### Given records
__________________________________________________
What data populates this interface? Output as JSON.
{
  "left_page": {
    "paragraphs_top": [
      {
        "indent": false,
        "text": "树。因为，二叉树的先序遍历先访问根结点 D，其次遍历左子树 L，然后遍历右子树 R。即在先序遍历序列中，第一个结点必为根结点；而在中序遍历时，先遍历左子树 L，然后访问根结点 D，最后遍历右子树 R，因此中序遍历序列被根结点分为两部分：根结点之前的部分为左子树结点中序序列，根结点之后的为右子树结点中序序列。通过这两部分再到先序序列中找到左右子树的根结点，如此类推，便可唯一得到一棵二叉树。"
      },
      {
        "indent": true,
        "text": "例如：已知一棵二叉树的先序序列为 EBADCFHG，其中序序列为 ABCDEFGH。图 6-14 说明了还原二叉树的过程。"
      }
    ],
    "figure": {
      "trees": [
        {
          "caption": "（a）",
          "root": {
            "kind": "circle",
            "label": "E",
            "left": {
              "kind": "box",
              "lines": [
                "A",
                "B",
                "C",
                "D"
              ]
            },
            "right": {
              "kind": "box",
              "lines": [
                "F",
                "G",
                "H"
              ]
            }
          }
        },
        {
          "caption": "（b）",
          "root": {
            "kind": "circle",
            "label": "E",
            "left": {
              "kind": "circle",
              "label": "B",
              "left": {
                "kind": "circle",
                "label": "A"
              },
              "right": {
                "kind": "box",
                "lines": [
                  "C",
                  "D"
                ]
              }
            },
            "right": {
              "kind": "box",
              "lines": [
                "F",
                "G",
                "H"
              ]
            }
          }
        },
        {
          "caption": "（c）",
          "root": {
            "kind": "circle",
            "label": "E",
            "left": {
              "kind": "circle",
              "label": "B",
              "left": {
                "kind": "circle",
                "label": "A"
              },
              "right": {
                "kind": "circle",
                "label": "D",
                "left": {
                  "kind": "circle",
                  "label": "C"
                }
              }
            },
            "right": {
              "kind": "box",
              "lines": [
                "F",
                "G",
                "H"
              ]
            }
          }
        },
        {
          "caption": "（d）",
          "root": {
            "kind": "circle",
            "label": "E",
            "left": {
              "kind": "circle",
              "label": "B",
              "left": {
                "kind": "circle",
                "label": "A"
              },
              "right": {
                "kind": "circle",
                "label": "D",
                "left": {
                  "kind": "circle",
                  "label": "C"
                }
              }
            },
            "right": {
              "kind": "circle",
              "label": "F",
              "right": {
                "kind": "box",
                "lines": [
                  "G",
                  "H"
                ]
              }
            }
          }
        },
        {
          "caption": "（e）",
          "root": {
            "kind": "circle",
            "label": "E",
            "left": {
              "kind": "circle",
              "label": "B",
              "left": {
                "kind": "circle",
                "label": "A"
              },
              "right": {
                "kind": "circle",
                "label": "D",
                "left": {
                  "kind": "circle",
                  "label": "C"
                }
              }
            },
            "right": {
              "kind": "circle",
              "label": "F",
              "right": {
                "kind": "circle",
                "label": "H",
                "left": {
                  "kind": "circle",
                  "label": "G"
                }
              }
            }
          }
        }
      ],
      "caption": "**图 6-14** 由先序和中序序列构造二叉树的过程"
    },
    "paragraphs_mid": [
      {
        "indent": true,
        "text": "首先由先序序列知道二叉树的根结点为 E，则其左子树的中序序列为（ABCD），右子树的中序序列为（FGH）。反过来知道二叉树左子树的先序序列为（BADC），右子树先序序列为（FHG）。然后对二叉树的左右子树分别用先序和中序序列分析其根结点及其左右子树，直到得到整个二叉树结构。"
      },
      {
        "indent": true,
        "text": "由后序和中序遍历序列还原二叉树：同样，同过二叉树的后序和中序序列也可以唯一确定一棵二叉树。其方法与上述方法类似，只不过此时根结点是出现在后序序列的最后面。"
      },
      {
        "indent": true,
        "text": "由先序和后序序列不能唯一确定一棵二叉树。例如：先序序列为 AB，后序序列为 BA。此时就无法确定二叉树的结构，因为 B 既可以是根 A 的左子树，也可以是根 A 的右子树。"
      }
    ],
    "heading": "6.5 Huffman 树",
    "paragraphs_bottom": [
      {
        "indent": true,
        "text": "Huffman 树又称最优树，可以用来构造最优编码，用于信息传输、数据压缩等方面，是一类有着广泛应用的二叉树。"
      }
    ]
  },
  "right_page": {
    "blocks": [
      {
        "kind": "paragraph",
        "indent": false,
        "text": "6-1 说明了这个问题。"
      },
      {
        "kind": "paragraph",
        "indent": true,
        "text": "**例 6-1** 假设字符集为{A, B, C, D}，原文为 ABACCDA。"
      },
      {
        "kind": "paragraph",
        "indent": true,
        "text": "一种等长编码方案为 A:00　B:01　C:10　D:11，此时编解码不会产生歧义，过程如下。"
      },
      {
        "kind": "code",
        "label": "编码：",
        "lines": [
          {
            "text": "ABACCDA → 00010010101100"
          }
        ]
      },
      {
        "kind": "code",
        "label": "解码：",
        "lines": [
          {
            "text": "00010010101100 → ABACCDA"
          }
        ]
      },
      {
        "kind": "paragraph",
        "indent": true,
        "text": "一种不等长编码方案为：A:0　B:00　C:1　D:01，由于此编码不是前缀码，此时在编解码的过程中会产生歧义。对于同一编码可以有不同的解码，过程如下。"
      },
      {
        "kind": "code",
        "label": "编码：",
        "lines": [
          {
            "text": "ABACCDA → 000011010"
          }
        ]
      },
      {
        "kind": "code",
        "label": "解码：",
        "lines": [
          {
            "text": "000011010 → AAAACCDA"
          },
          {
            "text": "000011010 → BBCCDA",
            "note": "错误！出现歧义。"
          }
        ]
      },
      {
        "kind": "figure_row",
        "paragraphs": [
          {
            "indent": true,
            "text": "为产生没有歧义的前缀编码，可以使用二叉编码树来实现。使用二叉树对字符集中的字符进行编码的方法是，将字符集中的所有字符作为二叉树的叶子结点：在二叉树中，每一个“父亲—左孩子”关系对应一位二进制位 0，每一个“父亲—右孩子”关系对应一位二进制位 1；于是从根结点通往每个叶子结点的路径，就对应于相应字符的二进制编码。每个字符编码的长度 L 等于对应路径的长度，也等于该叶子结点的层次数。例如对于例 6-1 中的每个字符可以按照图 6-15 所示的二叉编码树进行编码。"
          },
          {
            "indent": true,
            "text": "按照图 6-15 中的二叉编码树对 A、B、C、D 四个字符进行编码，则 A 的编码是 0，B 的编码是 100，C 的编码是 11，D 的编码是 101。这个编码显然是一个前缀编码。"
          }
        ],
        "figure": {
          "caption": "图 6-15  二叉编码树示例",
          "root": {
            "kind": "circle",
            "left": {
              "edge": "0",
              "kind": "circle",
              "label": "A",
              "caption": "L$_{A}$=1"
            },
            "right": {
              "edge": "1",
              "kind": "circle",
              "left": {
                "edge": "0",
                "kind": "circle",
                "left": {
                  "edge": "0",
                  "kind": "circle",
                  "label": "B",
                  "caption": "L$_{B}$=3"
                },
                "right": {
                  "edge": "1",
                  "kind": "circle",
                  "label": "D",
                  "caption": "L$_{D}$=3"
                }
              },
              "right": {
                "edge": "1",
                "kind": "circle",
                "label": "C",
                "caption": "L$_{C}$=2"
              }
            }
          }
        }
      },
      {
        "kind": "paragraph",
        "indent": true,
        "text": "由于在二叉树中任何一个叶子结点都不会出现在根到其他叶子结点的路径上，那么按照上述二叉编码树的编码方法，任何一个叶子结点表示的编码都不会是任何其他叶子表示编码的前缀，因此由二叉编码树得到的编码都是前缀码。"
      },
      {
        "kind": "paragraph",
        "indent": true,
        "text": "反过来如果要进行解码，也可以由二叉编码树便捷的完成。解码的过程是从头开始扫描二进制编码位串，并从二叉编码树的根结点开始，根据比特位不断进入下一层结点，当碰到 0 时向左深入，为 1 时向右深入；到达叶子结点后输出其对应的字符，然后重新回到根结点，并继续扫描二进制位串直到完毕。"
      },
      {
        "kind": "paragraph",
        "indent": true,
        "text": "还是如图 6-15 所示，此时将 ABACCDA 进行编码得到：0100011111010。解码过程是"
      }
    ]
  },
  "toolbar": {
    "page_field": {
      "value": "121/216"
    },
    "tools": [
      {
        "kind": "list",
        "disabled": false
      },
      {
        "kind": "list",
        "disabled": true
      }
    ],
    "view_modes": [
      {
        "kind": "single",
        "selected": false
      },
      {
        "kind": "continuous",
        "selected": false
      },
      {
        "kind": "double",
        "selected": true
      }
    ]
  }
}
__________________________________________________
Show all lines in the entries above where the word "Huffman" appears.

### Full solution
    "heading": "6.5 Huffman 树",
        "text": "Huffman 树又称最优树，可以用来构造最优编码，用于信息传输、数据压缩等方面，是一类有着广泛应用的二叉树。"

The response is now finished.